▶ _Short task_
Transcribe all of the material exactly.

▶ _Chart and figure data_
BEGIN
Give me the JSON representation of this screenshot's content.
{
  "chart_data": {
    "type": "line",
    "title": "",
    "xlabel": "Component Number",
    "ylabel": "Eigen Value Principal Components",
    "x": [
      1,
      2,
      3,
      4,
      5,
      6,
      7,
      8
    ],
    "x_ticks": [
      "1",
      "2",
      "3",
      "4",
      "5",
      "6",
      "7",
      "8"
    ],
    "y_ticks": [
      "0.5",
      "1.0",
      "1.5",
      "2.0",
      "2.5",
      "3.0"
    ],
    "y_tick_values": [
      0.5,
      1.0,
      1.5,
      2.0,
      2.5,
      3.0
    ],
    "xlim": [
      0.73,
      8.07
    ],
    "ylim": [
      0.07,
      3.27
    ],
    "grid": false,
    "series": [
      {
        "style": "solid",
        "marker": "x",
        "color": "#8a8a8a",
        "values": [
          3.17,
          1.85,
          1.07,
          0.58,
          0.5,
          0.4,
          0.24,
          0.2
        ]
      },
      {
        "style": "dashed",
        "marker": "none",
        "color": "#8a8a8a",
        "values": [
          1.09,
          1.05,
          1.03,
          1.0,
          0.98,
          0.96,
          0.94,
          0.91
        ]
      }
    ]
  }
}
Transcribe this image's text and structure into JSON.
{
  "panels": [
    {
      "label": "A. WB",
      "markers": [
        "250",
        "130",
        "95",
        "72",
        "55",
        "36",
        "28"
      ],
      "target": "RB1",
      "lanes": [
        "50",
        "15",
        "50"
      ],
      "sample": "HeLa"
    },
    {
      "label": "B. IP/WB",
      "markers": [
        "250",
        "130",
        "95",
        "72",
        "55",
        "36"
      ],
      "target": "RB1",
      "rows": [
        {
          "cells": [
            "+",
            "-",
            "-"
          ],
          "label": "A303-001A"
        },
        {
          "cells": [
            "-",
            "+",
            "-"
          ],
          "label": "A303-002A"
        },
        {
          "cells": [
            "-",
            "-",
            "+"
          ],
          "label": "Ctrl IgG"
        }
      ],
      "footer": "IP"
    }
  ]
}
END
▶ _Task result_
Give me the JSON representation of this screenshot's content.
{
  "chart_data": {
    "type": "line",
    "title": "",
    "xlabel": "Component Number",
    "ylabel": "Eigen Value Principal Components",
    "x": [
      1,
      2,
      3,
      4,
      5,
      6,
      7,
      8
    ],
    "x_ticks": [
      "1",
      "2",
      "3",
      "4",
      "5",
      "6",
      "7",
      "8"
    ],
    "y_ticks": [
      "0.5",
      "1.0",
      "1.5",
      "2.0",
      "2.5",
      "3.0"
    ],
    "y_tick_values": [
      0.5,
      1.0,
      1.5,
      2.0,
      2.5,
      3.0
    ],
    "xlim": [
      0.73,
      8.07
    ],
    "ylim": [
      0.07,
      3.27
    ],
    "grid": false,
    "series": [
      {
        "style": "solid",
        "marker": "x",
        "color": "#8a8a8a",
        "values": [
          3.17,
          1.85,
          1.07,
          0.58,
          0.5,
          0.4,
          0.24,
          0.2
        ]
      },
      {
        "style": "dashed",
        "marker": "none",
        "color": "#8a8a8a",
        "values": [
          1.09,
          1.05,
          1.03,
          1.0,
          0.98,
          0.96,
          0.94,
          0.91
        ]
      }
    ]
  }
}
Transcribe this image's text and structure into JSON.
{
  "panels": [
    {
      "label": "A. WB",
      "markers": [
        "250",
        "130",
        "95",
        "72",
        "55",
        "36",
        "28"
      ],
      "target": "RB1",
      "lanes": [
        "50",
        "15",
        "50"
      ],
      "sample": "HeLa"
    },
    {
      "label": "B. IP/WB",
      "markers": [
        "250",
        "130",
        "95",
        "72",
        "55",
        "36"
      ],
      "target": "RB1",
      "rows": [
        {
          "cells": [
            "+",
            "-",
            "-"
          ],
          "label": "A303-001A"
        },
        {
          "cells": [
            "-",
            "+",
            "-"
          ],
          "label": "A303-002A"
        },
        {
          "cells": [
            "-",
            "-",
            "+"
          ],
          "label": "Ctrl IgG"
        }
      ],
      "footer": "IP"
    }
  ]
}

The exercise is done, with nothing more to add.